▶ [What the task requires] Repeat every entry in the listing below, exactly.

▶ [Dataset excerpts]
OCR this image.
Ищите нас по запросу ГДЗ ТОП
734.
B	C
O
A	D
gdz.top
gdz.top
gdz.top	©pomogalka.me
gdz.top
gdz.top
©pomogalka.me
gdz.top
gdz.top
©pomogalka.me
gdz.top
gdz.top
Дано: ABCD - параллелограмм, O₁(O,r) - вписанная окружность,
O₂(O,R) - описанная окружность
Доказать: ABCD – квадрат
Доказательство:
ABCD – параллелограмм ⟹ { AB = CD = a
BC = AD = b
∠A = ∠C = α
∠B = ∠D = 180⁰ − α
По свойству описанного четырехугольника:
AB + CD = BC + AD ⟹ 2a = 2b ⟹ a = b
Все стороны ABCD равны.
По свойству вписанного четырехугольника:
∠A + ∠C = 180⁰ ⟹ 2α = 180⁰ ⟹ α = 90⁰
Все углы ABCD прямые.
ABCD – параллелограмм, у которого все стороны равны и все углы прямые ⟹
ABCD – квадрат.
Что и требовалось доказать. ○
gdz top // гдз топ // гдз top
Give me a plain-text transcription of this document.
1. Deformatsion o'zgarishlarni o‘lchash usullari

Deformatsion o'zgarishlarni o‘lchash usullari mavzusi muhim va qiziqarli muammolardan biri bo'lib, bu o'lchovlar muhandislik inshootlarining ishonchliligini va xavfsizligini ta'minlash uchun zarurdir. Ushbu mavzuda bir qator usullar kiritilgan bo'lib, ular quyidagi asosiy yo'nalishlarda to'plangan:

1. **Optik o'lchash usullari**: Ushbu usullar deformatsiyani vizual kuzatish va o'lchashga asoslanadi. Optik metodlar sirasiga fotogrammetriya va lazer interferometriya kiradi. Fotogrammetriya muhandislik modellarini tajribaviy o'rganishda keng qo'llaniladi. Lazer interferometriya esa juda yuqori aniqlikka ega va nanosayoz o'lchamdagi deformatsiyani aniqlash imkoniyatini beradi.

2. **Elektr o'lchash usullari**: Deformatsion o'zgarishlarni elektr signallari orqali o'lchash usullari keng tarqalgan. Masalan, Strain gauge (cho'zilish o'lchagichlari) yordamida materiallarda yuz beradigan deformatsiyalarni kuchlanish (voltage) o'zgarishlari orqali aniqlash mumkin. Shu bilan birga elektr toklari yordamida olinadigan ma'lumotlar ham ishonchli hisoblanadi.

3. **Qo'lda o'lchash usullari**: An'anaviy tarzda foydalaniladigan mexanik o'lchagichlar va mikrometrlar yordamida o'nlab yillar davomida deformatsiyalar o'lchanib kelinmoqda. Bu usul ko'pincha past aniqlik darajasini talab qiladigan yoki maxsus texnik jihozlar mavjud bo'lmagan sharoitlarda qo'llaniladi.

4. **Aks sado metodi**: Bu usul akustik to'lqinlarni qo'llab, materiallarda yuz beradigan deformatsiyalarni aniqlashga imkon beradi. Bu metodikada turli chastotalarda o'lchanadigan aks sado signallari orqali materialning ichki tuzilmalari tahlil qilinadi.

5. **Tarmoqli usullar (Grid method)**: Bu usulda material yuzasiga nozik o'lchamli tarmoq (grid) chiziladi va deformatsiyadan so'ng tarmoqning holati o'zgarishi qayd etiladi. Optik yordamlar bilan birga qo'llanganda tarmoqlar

▶ [Answer for the task]
OCR this image.
Ищите нас по запросу ГДЗ ТОП
734.
B	C
O
A	D
gdz.top
gdz.top
gdz.top	©pomogalka.me
gdz.top
gdz.top
©pomogalka.me
gdz.top
gdz.top
©pomogalka.me
gdz.top
gdz.top
Дано: ABCD - параллелограмм, O₁(O,r) - вписанная окружность,
O₂(O,R) - описанная окружность
Доказать: ABCD – квадрат
Доказательство:
ABCD – параллелограмм ⟹ { AB = CD = a
BC = AD = b
∠A = ∠C = α
∠B = ∠D = 180⁰ − α
По свойству описанного четырехугольника:
AB + CD = BC + AD ⟹ 2a = 2b ⟹ a = b
Все стороны ABCD равны.
По свойству вписанного четырехугольника:
∠A + ∠C = 180⁰ ⟹ 2α = 180⁰ ⟹ α = 90⁰
Все углы ABCD прямые.
ABCD – параллелограмм, у которого все стороны равны и все углы прямые ⟹
ABCD – квадрат.
Что и требовалось доказать. ○
gdz top // гдз топ // гдз top
Give me a plain-text transcription of this document.
1. Deformatsion o'zgarishlarni o‘lchash usullari

Deformatsion o'zgarishlarni o‘lchash usullari mavzusi muhim va qiziqarli muammolardan biri bo'lib, bu o'lchovlar muhandislik inshootlarining ishonchliligini va xavfsizligini ta'minlash uchun zarurdir. Ushbu mavzuda bir qator usullar kiritilgan bo'lib, ular quyidagi asosiy yo'nalishlarda to'plangan:

1. **Optik o'lchash usullari**: Ushbu usullar deformatsiyani vizual kuzatish va o'lchashga asoslanadi. Optik metodlar sirasiga fotogrammetriya va lazer interferometriya kiradi. Fotogrammetriya muhandislik modellarini tajribaviy o'rganishda keng qo'llaniladi. Lazer interferometriya esa juda yuqori aniqlikka ega va nanosayoz o'lchamdagi deformatsiyani aniqlash imkoniyatini beradi.

2. **Elektr o'lchash usullari**: Deformatsion o'zgarishlarni elektr signallari orqali o'lchash usullari keng tarqalgan. Masalan, Strain gauge (cho'zilish o'lchagichlari) yordamida materiallarda yuz beradigan deformatsiyalarni kuchlanish (voltage) o'zgarishlari orqali aniqlash mumkin. Shu bilan birga elektr toklari yordamida olinadigan ma'lumotlar ham ishonchli hisoblanadi.

3. **Qo'lda o'lchash usullari**: An'anaviy tarzda foydalaniladigan mexanik o'lchagichlar va mikrometrlar yordamida o'nlab yillar davomida deformatsiyalar o'lchanib kelinmoqda. Bu usul ko'pincha past aniqlik darajasini talab qiladigan yoki maxsus texnik jihozlar mavjud bo'lmagan sharoitlarda qo'llaniladi.

4. **Aks sado metodi**: Bu usul akustik to'lqinlarni qo'llab, materiallarda yuz beradigan deformatsiyalarni aniqlashga imkon beradi. Bu metodikada turli chastotalarda o'lchanadigan aks sado signallari orqali materialning ichki tuzilmalari tahlil qilinadi.

5. **Tarmoqli usullar (Grid method)**: Bu usulda material yuzasiga nozik o'lchamli tarmoq (grid) chiziladi va deformatsiyadan so'ng tarmoqning holati o'zgarishi qayd etiladi. Optik yordamlar bilan birga qo'llanganda tarmoqlar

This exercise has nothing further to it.